-------- The data --------

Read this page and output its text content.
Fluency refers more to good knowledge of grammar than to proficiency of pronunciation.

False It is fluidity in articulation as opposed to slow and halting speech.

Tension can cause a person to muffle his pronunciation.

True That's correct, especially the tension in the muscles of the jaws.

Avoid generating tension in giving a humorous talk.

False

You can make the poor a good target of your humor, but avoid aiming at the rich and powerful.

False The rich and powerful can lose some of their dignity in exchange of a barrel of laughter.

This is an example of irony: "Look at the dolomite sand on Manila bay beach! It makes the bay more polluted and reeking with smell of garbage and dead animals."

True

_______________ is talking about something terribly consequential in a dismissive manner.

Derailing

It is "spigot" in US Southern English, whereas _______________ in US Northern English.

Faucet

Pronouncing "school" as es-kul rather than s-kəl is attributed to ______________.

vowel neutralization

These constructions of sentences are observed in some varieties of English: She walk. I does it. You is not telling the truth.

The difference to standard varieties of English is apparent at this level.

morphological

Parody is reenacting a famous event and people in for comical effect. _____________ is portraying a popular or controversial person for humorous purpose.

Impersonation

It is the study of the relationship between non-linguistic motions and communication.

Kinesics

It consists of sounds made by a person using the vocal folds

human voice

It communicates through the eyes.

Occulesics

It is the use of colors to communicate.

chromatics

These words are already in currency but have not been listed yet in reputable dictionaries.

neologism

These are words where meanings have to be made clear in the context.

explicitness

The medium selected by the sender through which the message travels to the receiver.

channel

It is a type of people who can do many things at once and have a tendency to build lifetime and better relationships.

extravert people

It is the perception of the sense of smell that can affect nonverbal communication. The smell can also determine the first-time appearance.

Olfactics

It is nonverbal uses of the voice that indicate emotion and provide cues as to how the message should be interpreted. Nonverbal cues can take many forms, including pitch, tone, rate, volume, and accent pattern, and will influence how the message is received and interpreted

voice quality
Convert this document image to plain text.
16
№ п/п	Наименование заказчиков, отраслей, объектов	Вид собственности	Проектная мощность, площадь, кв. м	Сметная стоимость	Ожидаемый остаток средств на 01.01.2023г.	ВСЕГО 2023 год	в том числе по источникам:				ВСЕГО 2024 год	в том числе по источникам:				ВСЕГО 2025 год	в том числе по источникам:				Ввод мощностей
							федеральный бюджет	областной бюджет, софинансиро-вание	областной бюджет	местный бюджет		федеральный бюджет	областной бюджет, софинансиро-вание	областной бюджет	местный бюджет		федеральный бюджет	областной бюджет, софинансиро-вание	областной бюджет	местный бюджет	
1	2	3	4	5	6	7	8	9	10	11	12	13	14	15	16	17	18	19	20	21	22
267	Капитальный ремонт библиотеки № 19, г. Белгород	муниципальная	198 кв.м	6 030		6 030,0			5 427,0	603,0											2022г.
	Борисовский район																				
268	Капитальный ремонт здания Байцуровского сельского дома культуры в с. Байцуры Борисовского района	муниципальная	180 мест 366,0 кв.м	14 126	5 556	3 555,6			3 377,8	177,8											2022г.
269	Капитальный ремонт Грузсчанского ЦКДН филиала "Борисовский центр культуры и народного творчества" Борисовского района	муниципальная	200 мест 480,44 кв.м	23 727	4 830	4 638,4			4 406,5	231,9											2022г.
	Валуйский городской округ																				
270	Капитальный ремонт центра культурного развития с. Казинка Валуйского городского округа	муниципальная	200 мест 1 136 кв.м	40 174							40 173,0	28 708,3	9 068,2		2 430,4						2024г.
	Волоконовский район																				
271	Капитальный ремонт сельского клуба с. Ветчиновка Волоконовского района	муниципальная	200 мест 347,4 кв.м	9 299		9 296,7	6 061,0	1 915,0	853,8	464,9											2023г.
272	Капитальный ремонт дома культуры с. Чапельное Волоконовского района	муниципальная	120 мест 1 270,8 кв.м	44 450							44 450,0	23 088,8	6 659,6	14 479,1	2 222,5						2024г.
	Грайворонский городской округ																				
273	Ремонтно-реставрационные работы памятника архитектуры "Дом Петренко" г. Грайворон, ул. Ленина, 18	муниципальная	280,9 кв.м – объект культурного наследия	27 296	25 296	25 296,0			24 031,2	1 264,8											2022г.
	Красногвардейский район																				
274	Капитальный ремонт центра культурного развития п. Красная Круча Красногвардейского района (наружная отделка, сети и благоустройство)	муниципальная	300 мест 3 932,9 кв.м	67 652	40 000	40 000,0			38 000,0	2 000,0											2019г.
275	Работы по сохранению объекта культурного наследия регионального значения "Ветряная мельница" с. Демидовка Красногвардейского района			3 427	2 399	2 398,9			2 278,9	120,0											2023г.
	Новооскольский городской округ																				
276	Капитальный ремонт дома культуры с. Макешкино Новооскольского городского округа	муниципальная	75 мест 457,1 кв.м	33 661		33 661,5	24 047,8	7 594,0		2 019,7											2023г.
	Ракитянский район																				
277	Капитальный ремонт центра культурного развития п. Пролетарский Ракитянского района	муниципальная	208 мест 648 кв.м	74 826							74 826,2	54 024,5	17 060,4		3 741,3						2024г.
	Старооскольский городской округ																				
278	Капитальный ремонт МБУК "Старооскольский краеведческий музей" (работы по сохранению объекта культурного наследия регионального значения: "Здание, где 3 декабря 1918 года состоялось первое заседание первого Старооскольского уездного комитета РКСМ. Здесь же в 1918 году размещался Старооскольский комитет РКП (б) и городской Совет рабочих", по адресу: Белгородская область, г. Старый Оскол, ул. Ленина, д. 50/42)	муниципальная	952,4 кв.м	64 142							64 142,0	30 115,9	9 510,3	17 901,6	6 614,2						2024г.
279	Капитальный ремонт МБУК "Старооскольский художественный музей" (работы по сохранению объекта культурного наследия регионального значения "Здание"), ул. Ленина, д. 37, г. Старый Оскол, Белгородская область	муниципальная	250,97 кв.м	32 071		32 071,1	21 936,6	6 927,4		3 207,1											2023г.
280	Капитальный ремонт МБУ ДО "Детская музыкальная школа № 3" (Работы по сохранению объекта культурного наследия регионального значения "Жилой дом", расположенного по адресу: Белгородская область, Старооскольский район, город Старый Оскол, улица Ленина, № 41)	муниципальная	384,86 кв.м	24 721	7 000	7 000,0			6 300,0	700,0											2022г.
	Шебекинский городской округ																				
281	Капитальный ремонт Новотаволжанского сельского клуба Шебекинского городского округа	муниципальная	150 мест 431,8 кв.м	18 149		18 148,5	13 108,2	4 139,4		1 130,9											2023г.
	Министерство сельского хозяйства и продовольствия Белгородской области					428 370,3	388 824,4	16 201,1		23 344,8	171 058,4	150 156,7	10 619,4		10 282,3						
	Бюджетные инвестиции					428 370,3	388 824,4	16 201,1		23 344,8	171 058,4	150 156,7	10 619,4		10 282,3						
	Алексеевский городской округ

--------

Your goal: Write every entry out again exactly.

Written solution:
Read this page and output its text content.
Fluency refers more to good knowledge of grammar than to proficiency of pronunciation.

False It is fluidity in articulation as opposed to slow and halting speech.

Tension can cause a person to muffle his pronunciation.

True That's correct, especially the tension in the muscles of the jaws.

Avoid generating tension in giving a humorous talk.

False

You can make the poor a good target of your humor, but avoid aiming at the rich and powerful.

False The rich and powerful can lose some of their dignity in exchange of a barrel of laughter.

This is an example of irony: "Look at the dolomite sand on Manila bay beach! It makes the bay more polluted and reeking with smell of garbage and dead animals."

True

_______________ is talking about something terribly consequential in a dismissive manner.

Derailing

It is "spigot" in US Southern English, whereas _______________ in US Northern English.

Faucet

Pronouncing "school" as es-kul rather than s-kəl is attributed to ______________.

vowel neutralization

These constructions of sentences are observed in some varieties of English: She walk. I does it. You is not telling the truth.

The difference to standard varieties of English is apparent at this level.

morphological

Parody is reenacting a famous event and people in for comical effect. _____________ is portraying a popular or controversial person for humorous purpose.

Impersonation

It is the study of the relationship between non-linguistic motions and communication.

Kinesics

It consists of sounds made by a person using the vocal folds

human voice

It communicates through the eyes.

Occulesics

It is the use of colors to communicate.

chromatics

These words are already in currency but have not been listed yet in reputable dictionaries.

neologism

These are words where meanings have to be made clear in the context.

explicitness

The medium selected by the sender through which the message travels to the receiver.

channel

It is a type of people who can do many things at once and have a tendency to build lifetime and better relationships.

extravert people

It is the perception of the sense of smell that can affect nonverbal communication. The smell can also determine the first-time appearance.

Olfactics

It is nonverbal uses of the voice that indicate emotion and provide cues as to how the message should be interpreted. Nonverbal cues can take many forms, including pitch, tone, rate, volume, and accent pattern, and will influence how the message is received and interpreted

voice quality
Convert this document image to plain text.
16
№ п/п	Наименование заказчиков, отраслей, объектов	Вид собственности	Проектная мощность, площадь, кв. м	Сметная стоимость	Ожидаемый остаток средств на 01.01.2023г.	ВСЕГО 2023 год	в том числе по источникам:				ВСЕГО 2024 год	в том числе по источникам:				ВСЕГО 2025 год	в том числе по источникам:				Ввод мощностей
							федеральный бюджет	областной бюджет, софинансиро-вание	областной бюджет	местный бюджет		федеральный бюджет	областной бюджет, софинансиро-вание	областной бюджет	местный бюджет		федеральный бюджет	областной бюджет, софинансиро-вание	областной бюджет	местный бюджет	
1	2	3	4	5	6	7	8	9	10	11	12	13	14	15	16	17	18	19	20	21	22
267	Капитальный ремонт библиотеки № 19, г. Белгород	муниципальная	198 кв.м	6 030		6 030,0			5 427,0	603,0											2022г.
	Борисовский район																				
268	Капитальный ремонт здания Байцуровского сельского дома культуры в с. Байцуры Борисовского района	муниципальная	180 мест 366,0 кв.м	14 126	5 556	3 555,6			3 377,8	177,8											2022г.
269	Капитальный ремонт Грузсчанского ЦКДН филиала "Борисовский центр культуры и народного творчества" Борисовского района	муниципальная	200 мест 480,44 кв.м	23 727	4 830	4 638,4			4 406,5	231,9											2022г.
	Валуйский городской округ																				
270	Капитальный ремонт центра культурного развития с. Казинка Валуйского городского округа	муниципальная	200 мест 1 136 кв.м	40 174							40 173,0	28 708,3	9 068,2		2 430,4						2024г.
	Волоконовский район																				
271	Капитальный ремонт сельского клуба с. Ветчиновка Волоконовского района	муниципальная	200 мест 347,4 кв.м	9 299		9 296,7	6 061,0	1 915,0	853,8	464,9											2023г.
272	Капитальный ремонт дома культуры с. Чапельное Волоконовского района	муниципальная	120 мест 1 270,8 кв.м	44 450							44 450,0	23 088,8	6 659,6	14 479,1	2 222,5						2024г.
	Грайворонский городской округ																				
273	Ремонтно-реставрационные работы памятника архитектуры "Дом Петренко" г. Грайворон, ул. Ленина, 18	муниципальная	280,9 кв.м – объект культурного наследия	27 296	25 296	25 296,0			24 031,2	1 264,8											2022г.
	Красногвардейский район																				
274	Капитальный ремонт центра культурного развития п. Красная Круча Красногвардейского района (наружная отделка, сети и благоустройство)	муниципальная	300 мест 3 932,9 кв.м	67 652	40 000	40 000,0			38 000,0	2 000,0											2019г.
275	Работы по сохранению объекта культурного наследия регионального значения "Ветряная мельница" с. Демидовка Красногвардейского района			3 427	2 399	2 398,9			2 278,9	120,0											2023г.
	Новооскольский городской округ																				
276	Капитальный ремонт дома культуры с. Макешкино Новооскольского городского округа	муниципальная	75 мест 457,1 кв.м	33 661		33 661,5	24 047,8	7 594,0		2 019,7											2023г.
	Ракитянский район																				
277	Капитальный ремонт центра культурного развития п. Пролетарский Ракитянского района	муниципальная	208 мест 648 кв.м	74 826							74 826,2	54 024,5	17 060,4		3 741,3						2024г.
	Старооскольский городской округ																				
278	Капитальный ремонт МБУК "Старооскольский краеведческий музей" (работы по сохранению объекта культурного наследия регионального значения: "Здание, где 3 декабря 1918 года состоялось первое заседание первого Старооскольского уездного комитета РКСМ. Здесь же в 1918 году размещался Старооскольский комитет РКП (б) и городской Совет рабочих", по адресу: Белгородская область, г. Старый Оскол, ул. Ленина, д. 50/42)	муниципальная	952,4 кв.м	64 142							64 142,0	30 115,9	9 510,3	17 901,6	6 614,2						2024г.
279	Капитальный ремонт МБУК "Старооскольский художественный музей" (работы по сохранению объекта культурного наследия регионального значения "Здание"), ул. Ленина, д. 37, г. Старый Оскол, Белгородская область	муниципальная	250,97 кв.м	32 071		32 071,1	21 936,6	6 927,4		3 207,1											2023г.
280	Капитальный ремонт МБУ ДО "Детская музыкальная школа № 3" (Работы по сохранению объекта культурного наследия регионального значения "Жилой дом", расположенного по адресу: Белгородская область, Старооскольский район, город Старый Оскол, улица Ленина, № 41)	муниципальная	384,86 кв.м	24 721	7 000	7 000,0			6 300,0	700,0											2022г.
	Шебекинский городской округ																				
281	Капитальный ремонт Новотаволжанского сельского клуба Шебекинского городского округа	муниципальная	150 мест 431,8 кв.м	18 149		18 148,5	13 108,2	4 139,4		1 130,9											2023г.
	Министерство сельского хозяйства и продовольствия Белгородской области					428 370,3	388 824,4	16 201,1		23 344,8	171 058,4	150 156,7	10 619,4		10 282,3						
	Бюджетные инвестиции					428 370,3	388 824,4	16 201,1		23 344,8	171 058,4	150 156,7	10 619,4		10 282,3						
	Алексеевский городской округ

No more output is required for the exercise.